| RAW DATA |

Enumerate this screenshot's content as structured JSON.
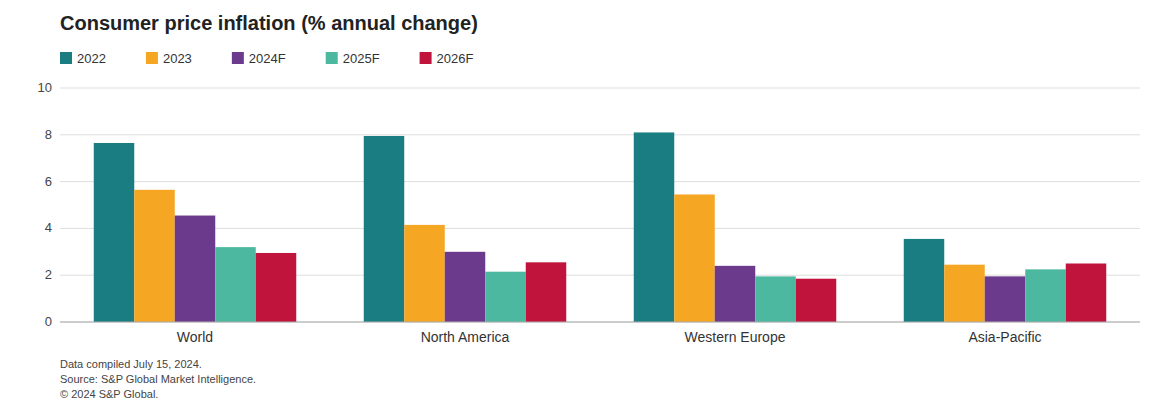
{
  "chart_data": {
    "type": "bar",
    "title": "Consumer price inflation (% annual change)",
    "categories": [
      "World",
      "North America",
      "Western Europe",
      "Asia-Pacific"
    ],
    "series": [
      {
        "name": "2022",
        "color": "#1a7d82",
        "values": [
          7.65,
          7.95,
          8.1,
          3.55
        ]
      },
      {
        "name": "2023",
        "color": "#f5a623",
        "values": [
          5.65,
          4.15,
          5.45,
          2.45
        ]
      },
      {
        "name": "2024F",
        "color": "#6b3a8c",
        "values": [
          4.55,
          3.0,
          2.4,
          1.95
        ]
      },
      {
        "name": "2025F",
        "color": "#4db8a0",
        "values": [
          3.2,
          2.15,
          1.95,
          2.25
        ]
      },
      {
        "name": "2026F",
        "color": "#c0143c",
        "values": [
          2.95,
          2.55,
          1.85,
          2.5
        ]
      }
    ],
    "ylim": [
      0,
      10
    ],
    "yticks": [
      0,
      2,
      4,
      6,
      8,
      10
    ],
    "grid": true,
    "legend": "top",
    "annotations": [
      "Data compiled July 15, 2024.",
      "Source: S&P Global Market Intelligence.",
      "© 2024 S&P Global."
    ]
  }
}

| TASK PROMPT |
Tally how many lines of the data include the word "Global". Write the number and nothing else.

| RESULT OF THIS EXERCISE |
2